--- Start ---
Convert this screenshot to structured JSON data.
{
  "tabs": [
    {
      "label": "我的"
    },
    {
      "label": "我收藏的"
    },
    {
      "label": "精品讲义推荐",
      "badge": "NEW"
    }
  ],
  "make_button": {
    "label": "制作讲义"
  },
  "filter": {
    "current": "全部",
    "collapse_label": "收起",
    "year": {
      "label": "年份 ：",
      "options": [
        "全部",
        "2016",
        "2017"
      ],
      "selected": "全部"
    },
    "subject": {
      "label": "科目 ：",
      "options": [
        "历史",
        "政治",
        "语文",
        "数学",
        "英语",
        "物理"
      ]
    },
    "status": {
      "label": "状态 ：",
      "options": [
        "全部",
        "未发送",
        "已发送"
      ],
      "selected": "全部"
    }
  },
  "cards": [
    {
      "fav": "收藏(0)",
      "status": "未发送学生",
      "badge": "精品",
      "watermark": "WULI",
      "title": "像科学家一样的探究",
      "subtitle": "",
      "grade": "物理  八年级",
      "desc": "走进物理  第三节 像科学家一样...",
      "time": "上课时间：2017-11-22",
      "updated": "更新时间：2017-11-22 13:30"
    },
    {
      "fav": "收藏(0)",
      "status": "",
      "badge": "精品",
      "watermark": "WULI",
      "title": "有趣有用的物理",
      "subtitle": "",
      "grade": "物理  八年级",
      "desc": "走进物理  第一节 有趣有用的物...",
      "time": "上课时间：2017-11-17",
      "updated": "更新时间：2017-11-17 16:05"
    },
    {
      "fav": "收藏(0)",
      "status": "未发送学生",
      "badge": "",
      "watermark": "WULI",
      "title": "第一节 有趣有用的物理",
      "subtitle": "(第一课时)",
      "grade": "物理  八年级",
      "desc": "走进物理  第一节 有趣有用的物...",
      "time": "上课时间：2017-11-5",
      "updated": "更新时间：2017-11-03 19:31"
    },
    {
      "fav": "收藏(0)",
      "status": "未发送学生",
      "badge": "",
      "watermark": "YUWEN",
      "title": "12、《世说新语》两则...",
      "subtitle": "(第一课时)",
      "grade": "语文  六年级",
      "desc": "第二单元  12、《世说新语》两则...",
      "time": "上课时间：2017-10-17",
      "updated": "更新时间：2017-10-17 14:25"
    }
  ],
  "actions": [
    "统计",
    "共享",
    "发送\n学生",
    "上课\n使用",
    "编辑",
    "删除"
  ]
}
--- End ---
**Description of the task**
Every line above should be printed again exactly as it stands.

**Final result**
Convert this screenshot to structured JSON data.
{
  "tabs": [
    {
      "label": "我的"
    },
    {
      "label": "我收藏的"
    },
    {
      "label": "精品讲义推荐",
      "badge": "NEW"
    }
  ],
  "make_button": {
    "label": "制作讲义"
  },
  "filter": {
    "current": "全部",
    "collapse_label": "收起",
    "year": {
      "label": "年份 ：",
      "options": [
        "全部",
        "2016",
        "2017"
      ],
      "selected": "全部"
    },
    "subject": {
      "label": "科目 ：",
      "options": [
        "历史",
        "政治",
        "语文",
        "数学",
        "英语",
        "物理"
      ]
    },
    "status": {
      "label": "状态 ：",
      "options": [
        "全部",
        "未发送",
        "已发送"
      ],
      "selected": "全部"
    }
  },
  "cards": [
    {
      "fav": "收藏(0)",
      "status": "未发送学生",
      "badge": "精品",
      "watermark": "WULI",
      "title": "像科学家一样的探究",
      "subtitle": "",
      "grade": "物理  八年级",
      "desc": "走进物理  第三节 像科学家一样...",
      "time": "上课时间：2017-11-22",
      "updated": "更新时间：2017-11-22 13:30"
    },
    {
      "fav": "收藏(0)",
      "status": "",
      "badge": "精品",
      "watermark": "WULI",
      "title": "有趣有用的物理",
      "subtitle": "",
      "grade": "物理  八年级",
      "desc": "走进物理  第一节 有趣有用的物...",
      "time": "上课时间：2017-11-17",
      "updated": "更新时间：2017-11-17 16:05"
    },
    {
      "fav": "收藏(0)",
      "status": "未发送学生",
      "badge": "",
      "watermark": "WULI",
      "title": "第一节 有趣有用的物理",
      "subtitle": "(第一课时)",
      "grade": "物理  八年级",
      "desc": "走进物理  第一节 有趣有用的物...",
      "time": "上课时间：2017-11-5",
      "updated": "更新时间：2017-11-03 19:31"
    },
    {
      "fav": "收藏(0)",
      "status": "未发送学生",
      "badge": "",
      "watermark": "YUWEN",
      "title": "12、《世说新语》两则...",
      "subtitle": "(第一课时)",
      "grade": "语文  六年级",
      "desc": "第二单元  12、《世说新语》两则...",
      "time": "上课时间：2017-10-17",
      "updated": "更新时间：2017-10-17 14:25"
    }
  ],
  "actions": [
    "统计",
    "共享",
    "发送\n学生",
    "上课\n使用",
    "编辑",
    "删除"
  ]
}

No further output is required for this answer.